::: DATA SHOWN :::

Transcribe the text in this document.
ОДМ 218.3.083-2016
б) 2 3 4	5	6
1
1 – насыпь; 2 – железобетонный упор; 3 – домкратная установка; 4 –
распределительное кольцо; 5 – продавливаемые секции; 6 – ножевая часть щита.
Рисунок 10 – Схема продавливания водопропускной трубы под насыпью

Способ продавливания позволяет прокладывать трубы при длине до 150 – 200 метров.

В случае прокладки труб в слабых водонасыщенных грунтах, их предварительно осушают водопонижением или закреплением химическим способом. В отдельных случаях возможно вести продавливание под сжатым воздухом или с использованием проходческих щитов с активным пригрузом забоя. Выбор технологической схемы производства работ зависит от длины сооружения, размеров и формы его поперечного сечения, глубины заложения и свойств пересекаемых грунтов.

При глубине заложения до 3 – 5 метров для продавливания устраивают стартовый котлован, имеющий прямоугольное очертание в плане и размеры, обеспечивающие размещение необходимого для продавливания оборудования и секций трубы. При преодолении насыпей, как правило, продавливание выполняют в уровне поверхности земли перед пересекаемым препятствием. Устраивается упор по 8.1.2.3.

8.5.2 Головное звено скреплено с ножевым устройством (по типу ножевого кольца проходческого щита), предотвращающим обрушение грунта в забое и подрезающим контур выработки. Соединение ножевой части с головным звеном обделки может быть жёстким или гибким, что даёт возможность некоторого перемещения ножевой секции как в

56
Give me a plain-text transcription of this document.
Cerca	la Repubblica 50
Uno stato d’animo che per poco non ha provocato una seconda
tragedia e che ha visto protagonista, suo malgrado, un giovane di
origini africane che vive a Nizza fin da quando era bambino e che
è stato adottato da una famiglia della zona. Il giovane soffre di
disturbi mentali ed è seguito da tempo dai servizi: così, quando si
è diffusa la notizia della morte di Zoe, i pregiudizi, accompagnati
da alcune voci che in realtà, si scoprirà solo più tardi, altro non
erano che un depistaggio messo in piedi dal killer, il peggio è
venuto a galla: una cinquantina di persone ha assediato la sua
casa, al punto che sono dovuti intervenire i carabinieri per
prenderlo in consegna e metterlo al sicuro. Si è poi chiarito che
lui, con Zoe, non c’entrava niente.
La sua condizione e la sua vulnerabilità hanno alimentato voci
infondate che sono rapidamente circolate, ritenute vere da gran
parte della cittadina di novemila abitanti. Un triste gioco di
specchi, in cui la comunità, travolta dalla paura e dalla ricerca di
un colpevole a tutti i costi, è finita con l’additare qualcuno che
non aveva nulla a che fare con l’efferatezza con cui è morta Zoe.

:::

Select the lines from the entries that include the word "щита".

распределительное кольцо; 5 – продавливаемые секции; 6 – ножевая часть щита.
8.5.2 Головное звено скреплено с ножевым устройством (по типу ножевого кольца проходческого щита), предотвращающим обрушение грунта в забое и подрезающим контур выработки. Соединение ножевой части с головным звеном обделки может быть жёстким или гибким, что даёт возможность некоторого перемещения ножевой секции как в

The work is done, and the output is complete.